RECORDS ::
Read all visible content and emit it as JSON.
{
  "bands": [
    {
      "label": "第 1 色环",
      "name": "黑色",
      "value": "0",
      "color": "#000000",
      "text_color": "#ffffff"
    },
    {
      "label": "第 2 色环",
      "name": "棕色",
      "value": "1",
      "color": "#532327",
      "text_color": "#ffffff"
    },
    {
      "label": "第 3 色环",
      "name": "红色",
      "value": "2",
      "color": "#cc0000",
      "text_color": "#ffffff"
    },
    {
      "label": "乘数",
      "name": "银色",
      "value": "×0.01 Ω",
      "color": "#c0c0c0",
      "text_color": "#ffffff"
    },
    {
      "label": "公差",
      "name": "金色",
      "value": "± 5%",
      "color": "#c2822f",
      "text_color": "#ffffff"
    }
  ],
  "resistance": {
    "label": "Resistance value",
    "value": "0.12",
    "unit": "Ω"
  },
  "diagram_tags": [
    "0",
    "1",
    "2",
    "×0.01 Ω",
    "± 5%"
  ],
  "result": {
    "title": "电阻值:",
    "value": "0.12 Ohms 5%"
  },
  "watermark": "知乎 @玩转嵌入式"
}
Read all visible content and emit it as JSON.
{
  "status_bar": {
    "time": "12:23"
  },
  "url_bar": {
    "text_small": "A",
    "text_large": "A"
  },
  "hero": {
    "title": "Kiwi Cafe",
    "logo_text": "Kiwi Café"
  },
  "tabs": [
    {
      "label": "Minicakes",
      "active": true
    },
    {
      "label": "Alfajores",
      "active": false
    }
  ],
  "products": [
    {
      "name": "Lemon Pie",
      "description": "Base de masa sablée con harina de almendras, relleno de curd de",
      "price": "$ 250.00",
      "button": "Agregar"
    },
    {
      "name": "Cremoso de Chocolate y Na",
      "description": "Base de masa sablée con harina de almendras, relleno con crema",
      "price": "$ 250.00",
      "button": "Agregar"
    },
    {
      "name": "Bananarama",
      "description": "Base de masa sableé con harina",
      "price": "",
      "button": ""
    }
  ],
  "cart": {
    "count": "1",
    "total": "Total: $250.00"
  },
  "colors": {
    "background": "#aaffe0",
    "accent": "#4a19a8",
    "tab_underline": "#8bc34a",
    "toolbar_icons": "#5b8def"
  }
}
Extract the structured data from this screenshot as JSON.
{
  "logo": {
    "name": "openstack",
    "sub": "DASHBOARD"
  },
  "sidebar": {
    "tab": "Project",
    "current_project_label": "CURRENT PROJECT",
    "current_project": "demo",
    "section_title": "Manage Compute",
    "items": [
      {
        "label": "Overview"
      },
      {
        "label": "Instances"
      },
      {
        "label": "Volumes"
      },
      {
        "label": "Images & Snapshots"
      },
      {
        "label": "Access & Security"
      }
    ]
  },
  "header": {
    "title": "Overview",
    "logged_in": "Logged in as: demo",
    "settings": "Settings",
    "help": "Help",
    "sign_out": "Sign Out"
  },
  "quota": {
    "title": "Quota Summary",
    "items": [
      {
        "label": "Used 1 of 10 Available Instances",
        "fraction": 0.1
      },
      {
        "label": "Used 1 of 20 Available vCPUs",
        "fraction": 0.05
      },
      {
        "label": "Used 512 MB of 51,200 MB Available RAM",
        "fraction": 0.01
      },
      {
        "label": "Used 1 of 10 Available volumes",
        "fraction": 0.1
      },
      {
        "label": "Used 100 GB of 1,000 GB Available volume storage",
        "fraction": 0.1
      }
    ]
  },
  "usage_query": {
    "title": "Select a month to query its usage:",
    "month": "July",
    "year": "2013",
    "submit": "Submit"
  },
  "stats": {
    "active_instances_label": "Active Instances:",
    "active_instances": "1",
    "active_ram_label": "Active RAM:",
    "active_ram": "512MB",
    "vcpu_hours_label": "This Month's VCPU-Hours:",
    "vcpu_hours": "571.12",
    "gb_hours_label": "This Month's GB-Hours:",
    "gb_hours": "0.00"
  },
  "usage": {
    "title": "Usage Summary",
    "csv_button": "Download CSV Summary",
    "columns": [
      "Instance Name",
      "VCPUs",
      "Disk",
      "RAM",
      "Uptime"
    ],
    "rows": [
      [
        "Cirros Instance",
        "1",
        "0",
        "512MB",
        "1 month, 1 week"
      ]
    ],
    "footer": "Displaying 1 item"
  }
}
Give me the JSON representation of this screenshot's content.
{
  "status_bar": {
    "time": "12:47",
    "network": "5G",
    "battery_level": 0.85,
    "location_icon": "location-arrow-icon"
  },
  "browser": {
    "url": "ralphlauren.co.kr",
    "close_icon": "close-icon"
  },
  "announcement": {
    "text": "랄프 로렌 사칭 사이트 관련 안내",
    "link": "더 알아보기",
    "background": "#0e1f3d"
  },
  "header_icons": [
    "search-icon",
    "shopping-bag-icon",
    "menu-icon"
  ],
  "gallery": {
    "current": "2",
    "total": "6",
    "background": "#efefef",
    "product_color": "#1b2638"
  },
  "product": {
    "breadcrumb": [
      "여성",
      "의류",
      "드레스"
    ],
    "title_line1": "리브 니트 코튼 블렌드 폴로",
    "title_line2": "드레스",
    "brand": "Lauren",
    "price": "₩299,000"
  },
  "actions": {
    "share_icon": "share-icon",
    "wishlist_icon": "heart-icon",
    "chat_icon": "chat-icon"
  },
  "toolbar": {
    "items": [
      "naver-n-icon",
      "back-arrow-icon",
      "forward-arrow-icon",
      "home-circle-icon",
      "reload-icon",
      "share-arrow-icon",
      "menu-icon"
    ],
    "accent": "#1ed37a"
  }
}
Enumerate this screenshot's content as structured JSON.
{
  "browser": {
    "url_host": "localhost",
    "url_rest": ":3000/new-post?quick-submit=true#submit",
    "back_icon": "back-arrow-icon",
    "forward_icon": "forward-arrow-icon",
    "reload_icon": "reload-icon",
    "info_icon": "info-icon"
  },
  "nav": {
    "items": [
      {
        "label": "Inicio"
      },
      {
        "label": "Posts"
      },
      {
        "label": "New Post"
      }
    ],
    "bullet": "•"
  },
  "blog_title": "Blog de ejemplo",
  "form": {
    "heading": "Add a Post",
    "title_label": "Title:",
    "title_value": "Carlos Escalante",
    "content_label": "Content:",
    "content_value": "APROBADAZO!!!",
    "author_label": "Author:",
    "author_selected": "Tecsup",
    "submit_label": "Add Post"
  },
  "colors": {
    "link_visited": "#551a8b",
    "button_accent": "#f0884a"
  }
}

GOAL ::
Reproduce each entry from the records above, character for character.

PROBLEM SOLUTION ::
Read all visible content and emit it as JSON.
{
  "bands": [
    {
      "label": "第 1 色环",
      "name": "黑色",
      "value": "0",
      "color": "#000000",
      "text_color": "#ffffff"
    },
    {
      "label": "第 2 色环",
      "name": "棕色",
      "value": "1",
      "color": "#532327",
      "text_color": "#ffffff"
    },
    {
      "label": "第 3 色环",
      "name": "红色",
      "value": "2",
      "color": "#cc0000",
      "text_color": "#ffffff"
    },
    {
      "label": "乘数",
      "name": "银色",
      "value": "×0.01 Ω",
      "color": "#c0c0c0",
      "text_color": "#ffffff"
    },
    {
      "label": "公差",
      "name": "金色",
      "value": "± 5%",
      "color": "#c2822f",
      "text_color": "#ffffff"
    }
  ],
  "resistance": {
    "label": "Resistance value",
    "value": "0.12",
    "unit": "Ω"
  },
  "diagram_tags": [
    "0",
    "1",
    "2",
    "×0.01 Ω",
    "± 5%"
  ],
  "result": {
    "title": "电阻值:",
    "value": "0.12 Ohms 5%"
  },
  "watermark": "知乎 @玩转嵌入式"
}
Read all visible content and emit it as JSON.
{
  "status_bar": {
    "time": "12:23"
  },
  "url_bar": {
    "text_small": "A",
    "text_large": "A"
  },
  "hero": {
    "title": "Kiwi Cafe",
    "logo_text": "Kiwi Café"
  },
  "tabs": [
    {
      "label": "Minicakes",
      "active": true
    },
    {
      "label": "Alfajores",
      "active": false
    }
  ],
  "products": [
    {
      "name": "Lemon Pie",
      "description": "Base de masa sablée con harina de almendras, relleno de curd de",
      "price": "$ 250.00",
      "button": "Agregar"
    },
    {
      "name": "Cremoso de Chocolate y Na",
      "description": "Base de masa sablée con harina de almendras, relleno con crema",
      "price": "$ 250.00",
      "button": "Agregar"
    },
    {
      "name": "Bananarama",
      "description": "Base de masa sableé con harina",
      "price": "",
      "button": ""
    }
  ],
  "cart": {
    "count": "1",
    "total": "Total: $250.00"
  },
  "colors": {
    "background": "#aaffe0",
    "accent": "#4a19a8",
    "tab_underline": "#8bc34a",
    "toolbar_icons": "#5b8def"
  }
}
Extract the structured data from this screenshot as JSON.
{
  "logo": {
    "name": "openstack",
    "sub": "DASHBOARD"
  },
  "sidebar": {
    "tab": "Project",
    "current_project_label": "CURRENT PROJECT",
    "current_project": "demo",
    "section_title": "Manage Compute",
    "items": [
      {
        "label": "Overview"
      },
      {
        "label": "Instances"
      },
      {
        "label": "Volumes"
      },
      {
        "label": "Images & Snapshots"
      },
      {
        "label": "Access & Security"
      }
    ]
  },
  "header": {
    "title": "Overview",
    "logged_in": "Logged in as: demo",
    "settings": "Settings",
    "help": "Help",
    "sign_out": "Sign Out"
  },
  "quota": {
    "title": "Quota Summary",
    "items": [
      {
        "label": "Used 1 of 10 Available Instances",
        "fraction": 0.1
      },
      {
        "label": "Used 1 of 20 Available vCPUs",
        "fraction": 0.05
      },
      {
        "label": "Used 512 MB of 51,200 MB Available RAM",
        "fraction": 0.01
      },
      {
        "label": "Used 1 of 10 Available volumes",
        "fraction": 0.1
      },
      {
        "label": "Used 100 GB of 1,000 GB Available volume storage",
        "fraction": 0.1
      }
    ]
  },
  "usage_query": {
    "title": "Select a month to query its usage:",
    "month": "July",
    "year": "2013",
    "submit": "Submit"
  },
  "stats": {
    "active_instances_label": "Active Instances:",
    "active_instances": "1",
    "active_ram_label": "Active RAM:",
    "active_ram": "512MB",
    "vcpu_hours_label": "This Month's VCPU-Hours:",
    "vcpu_hours": "571.12",
    "gb_hours_label": "This Month's GB-Hours:",
    "gb_hours": "0.00"
  },
  "usage": {
    "title": "Usage Summary",
    "csv_button": "Download CSV Summary",
    "columns": [
      "Instance Name",
      "VCPUs",
      "Disk",
      "RAM",
      "Uptime"
    ],
    "rows": [
      [
        "Cirros Instance",
        "1",
        "0",
        "512MB",
        "1 month, 1 week"
      ]
    ],
    "footer": "Displaying 1 item"
  }
}
Give me the JSON representation of this screenshot's content.
{
  "status_bar": {
    "time": "12:47",
    "network": "5G",
    "battery_level": 0.85,
    "location_icon": "location-arrow-icon"
  },
  "browser": {
    "url": "ralphlauren.co.kr",
    "close_icon": "close-icon"
  },
  "announcement": {
    "text": "랄프 로렌 사칭 사이트 관련 안내",
    "link": "더 알아보기",
    "background": "#0e1f3d"
  },
  "header_icons": [
    "search-icon",
    "shopping-bag-icon",
    "menu-icon"
  ],
  "gallery": {
    "current": "2",
    "total": "6",
    "background": "#efefef",
    "product_color": "#1b2638"
  },
  "product": {
    "breadcrumb": [
      "여성",
      "의류",
      "드레스"
    ],
    "title_line1": "리브 니트 코튼 블렌드 폴로",
    "title_line2": "드레스",
    "brand": "Lauren",
    "price": "₩299,000"
  },
  "actions": {
    "share_icon": "share-icon",
    "wishlist_icon": "heart-icon",
    "chat_icon": "chat-icon"
  },
  "toolbar": {
    "items": [
      "naver-n-icon",
      "back-arrow-icon",
      "forward-arrow-icon",
      "home-circle-icon",
      "reload-icon",
      "share-arrow-icon",
      "menu-icon"
    ],
    "accent": "#1ed37a"
  }
}
Enumerate this screenshot's content as structured JSON.
{
  "browser": {
    "url_host": "localhost",
    "url_rest": ":3000/new-post?quick-submit=true#submit",
    "back_icon": "back-arrow-icon",
    "forward_icon": "forward-arrow-icon",
    "reload_icon": "reload-icon",
    "info_icon": "info-icon"
  },
  "nav": {
    "items": [
      {
        "label": "Inicio"
      },
      {
        "label": "Posts"
      },
      {
        "label": "New Post"
      }
    ],
    "bullet": "•"
  },
  "blog_title": "Blog de ejemplo",
  "form": {
    "heading": "Add a Post",
    "title_label": "Title:",
    "title_value": "Carlos Escalante",
    "content_label": "Content:",
    "content_value": "APROBADAZO!!!",
    "author_label": "Author:",
    "author_selected": "Tecsup",
    "submit_label": "Add Post"
  },
  "colors": {
    "link_visited": "#551a8b",
    "button_accent": "#f0884a"
  }
}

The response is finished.